--- Start Supplied data ---

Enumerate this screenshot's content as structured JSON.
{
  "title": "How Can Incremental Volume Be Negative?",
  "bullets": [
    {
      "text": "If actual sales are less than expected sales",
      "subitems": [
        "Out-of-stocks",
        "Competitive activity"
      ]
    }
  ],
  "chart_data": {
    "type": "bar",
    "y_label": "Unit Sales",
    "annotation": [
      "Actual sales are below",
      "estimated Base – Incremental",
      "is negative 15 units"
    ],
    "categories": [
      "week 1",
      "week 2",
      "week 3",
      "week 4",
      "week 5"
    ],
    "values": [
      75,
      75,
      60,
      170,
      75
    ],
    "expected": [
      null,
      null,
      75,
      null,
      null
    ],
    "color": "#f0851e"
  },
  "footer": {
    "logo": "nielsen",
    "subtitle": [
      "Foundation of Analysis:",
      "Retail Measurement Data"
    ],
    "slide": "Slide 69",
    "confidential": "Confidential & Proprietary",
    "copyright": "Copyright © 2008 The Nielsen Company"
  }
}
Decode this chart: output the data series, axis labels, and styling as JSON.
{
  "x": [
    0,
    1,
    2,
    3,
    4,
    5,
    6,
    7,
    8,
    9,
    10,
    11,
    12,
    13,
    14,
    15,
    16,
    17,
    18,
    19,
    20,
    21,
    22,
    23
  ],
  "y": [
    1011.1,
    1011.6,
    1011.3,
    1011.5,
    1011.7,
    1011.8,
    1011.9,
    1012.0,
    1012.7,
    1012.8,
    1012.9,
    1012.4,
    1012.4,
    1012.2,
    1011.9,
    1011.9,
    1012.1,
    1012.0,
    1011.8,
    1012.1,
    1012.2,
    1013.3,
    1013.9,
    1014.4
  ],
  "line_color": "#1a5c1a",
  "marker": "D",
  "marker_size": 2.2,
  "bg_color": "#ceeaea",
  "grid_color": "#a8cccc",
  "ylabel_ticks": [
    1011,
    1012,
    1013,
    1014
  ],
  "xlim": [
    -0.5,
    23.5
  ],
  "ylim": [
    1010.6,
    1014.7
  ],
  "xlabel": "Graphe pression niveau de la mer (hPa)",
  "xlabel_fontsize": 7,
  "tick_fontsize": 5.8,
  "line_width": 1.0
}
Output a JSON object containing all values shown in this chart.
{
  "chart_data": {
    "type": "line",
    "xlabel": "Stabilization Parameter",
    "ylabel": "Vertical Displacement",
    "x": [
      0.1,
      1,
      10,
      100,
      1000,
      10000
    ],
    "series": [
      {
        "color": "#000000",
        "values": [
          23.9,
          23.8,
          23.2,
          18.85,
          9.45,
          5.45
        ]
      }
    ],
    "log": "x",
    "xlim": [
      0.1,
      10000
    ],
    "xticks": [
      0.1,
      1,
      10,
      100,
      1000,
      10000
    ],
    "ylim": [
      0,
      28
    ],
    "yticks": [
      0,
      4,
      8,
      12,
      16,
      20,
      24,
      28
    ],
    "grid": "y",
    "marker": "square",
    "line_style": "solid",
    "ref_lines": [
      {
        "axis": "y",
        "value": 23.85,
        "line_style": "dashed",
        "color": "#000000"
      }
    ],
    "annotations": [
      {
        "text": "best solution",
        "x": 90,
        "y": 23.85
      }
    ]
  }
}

--- End Supplied data ---

§ **Aim**: Print all of the data exactly as it was given.

§ **Task response**:
Enumerate this screenshot's content as structured JSON.
{
  "title": "How Can Incremental Volume Be Negative?",
  "bullets": [
    {
      "text": "If actual sales are less than expected sales",
      "subitems": [
        "Out-of-stocks",
        "Competitive activity"
      ]
    }
  ],
  "chart_data": {
    "type": "bar",
    "y_label": "Unit Sales",
    "annotation": [
      "Actual sales are below",
      "estimated Base – Incremental",
      "is negative 15 units"
    ],
    "categories": [
      "week 1",
      "week 2",
      "week 3",
      "week 4",
      "week 5"
    ],
    "values": [
      75,
      75,
      60,
      170,
      75
    ],
    "expected": [
      null,
      null,
      75,
      null,
      null
    ],
    "color": "#f0851e"
  },
  "footer": {
    "logo": "nielsen",
    "subtitle": [
      "Foundation of Analysis:",
      "Retail Measurement Data"
    ],
    "slide": "Slide 69",
    "confidential": "Confidential & Proprietary",
    "copyright": "Copyright © 2008 The Nielsen Company"
  }
}
Decode this chart: output the data series, axis labels, and styling as JSON.
{
  "x": [
    0,
    1,
    2,
    3,
    4,
    5,
    6,
    7,
    8,
    9,
    10,
    11,
    12,
    13,
    14,
    15,
    16,
    17,
    18,
    19,
    20,
    21,
    22,
    23
  ],
  "y": [
    1011.1,
    1011.6,
    1011.3,
    1011.5,
    1011.7,
    1011.8,
    1011.9,
    1012.0,
    1012.7,
    1012.8,
    1012.9,
    1012.4,
    1012.4,
    1012.2,
    1011.9,
    1011.9,
    1012.1,
    1012.0,
    1011.8,
    1012.1,
    1012.2,
    1013.3,
    1013.9,
    1014.4
  ],
  "line_color": "#1a5c1a",
  "marker": "D",
  "marker_size": 2.2,
  "bg_color": "#ceeaea",
  "grid_color": "#a8cccc",
  "ylabel_ticks": [
    1011,
    1012,
    1013,
    1014
  ],
  "xlim": [
    -0.5,
    23.5
  ],
  "ylim": [
    1010.6,
    1014.7
  ],
  "xlabel": "Graphe pression niveau de la mer (hPa)",
  "xlabel_fontsize": 7,
  "tick_fontsize": 5.8,
  "line_width": 1.0
}
Output a JSON object containing all values shown in this chart.
{
  "chart_data": {
    "type": "line",
    "xlabel": "Stabilization Parameter",
    "ylabel": "Vertical Displacement",
    "x": [
      0.1,
      1,
      10,
      100,
      1000,
      10000
    ],
    "series": [
      {
        "color": "#000000",
        "values": [
          23.9,
          23.8,
          23.2,
          18.85,
          9.45,
          5.45
        ]
      }
    ],
    "log": "x",
    "xlim": [
      0.1,
      10000
    ],
    "xticks": [
      0.1,
      1,
      10,
      100,
      1000,
      10000
    ],
    "ylim": [
      0,
      28
    ],
    "yticks": [
      0,
      4,
      8,
      12,
      16,
      20,
      24,
      28
    ],
    "grid": "y",
    "marker": "square",
    "line_style": "solid",
    "ref_lines": [
      {
        "axis": "y",
        "value": 23.85,
        "line_style": "dashed",
        "color": "#000000"
      }
    ],
    "annotations": [
      {
        "text": "best solution",
        "x": 90,
        "y": 23.85
      }
    ]
  }
}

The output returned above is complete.